--- BEGIN Data section ---

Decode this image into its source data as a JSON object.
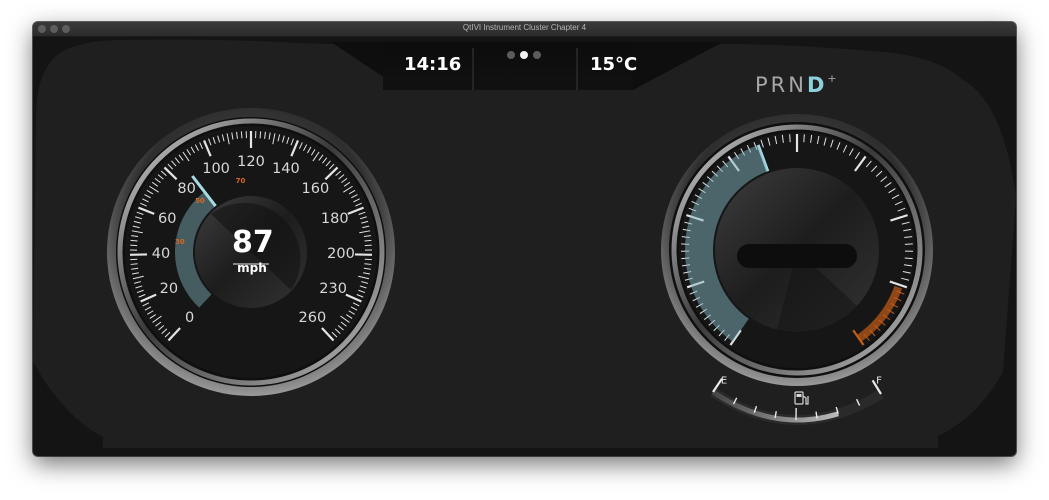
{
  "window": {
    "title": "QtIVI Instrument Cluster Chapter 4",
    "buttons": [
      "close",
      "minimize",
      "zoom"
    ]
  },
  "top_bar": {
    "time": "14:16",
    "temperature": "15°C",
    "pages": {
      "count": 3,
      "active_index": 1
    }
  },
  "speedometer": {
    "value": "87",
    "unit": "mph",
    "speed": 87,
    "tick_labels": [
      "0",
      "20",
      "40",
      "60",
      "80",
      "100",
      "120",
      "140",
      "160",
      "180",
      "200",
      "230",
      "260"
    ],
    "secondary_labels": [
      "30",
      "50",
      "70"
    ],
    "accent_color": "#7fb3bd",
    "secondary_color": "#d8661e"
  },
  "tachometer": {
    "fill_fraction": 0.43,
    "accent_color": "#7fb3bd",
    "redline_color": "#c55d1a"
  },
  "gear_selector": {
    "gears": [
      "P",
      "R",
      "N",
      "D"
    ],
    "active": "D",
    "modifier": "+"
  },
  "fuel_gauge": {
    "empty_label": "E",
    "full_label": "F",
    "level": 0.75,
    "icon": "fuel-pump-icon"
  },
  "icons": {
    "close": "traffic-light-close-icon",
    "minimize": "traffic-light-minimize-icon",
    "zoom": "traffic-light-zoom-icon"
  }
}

--- END Data section ---

__Stated problem__
Across the data above, how many lines include the word "traffic"? Give only the count.

__Reply to the exercise__
3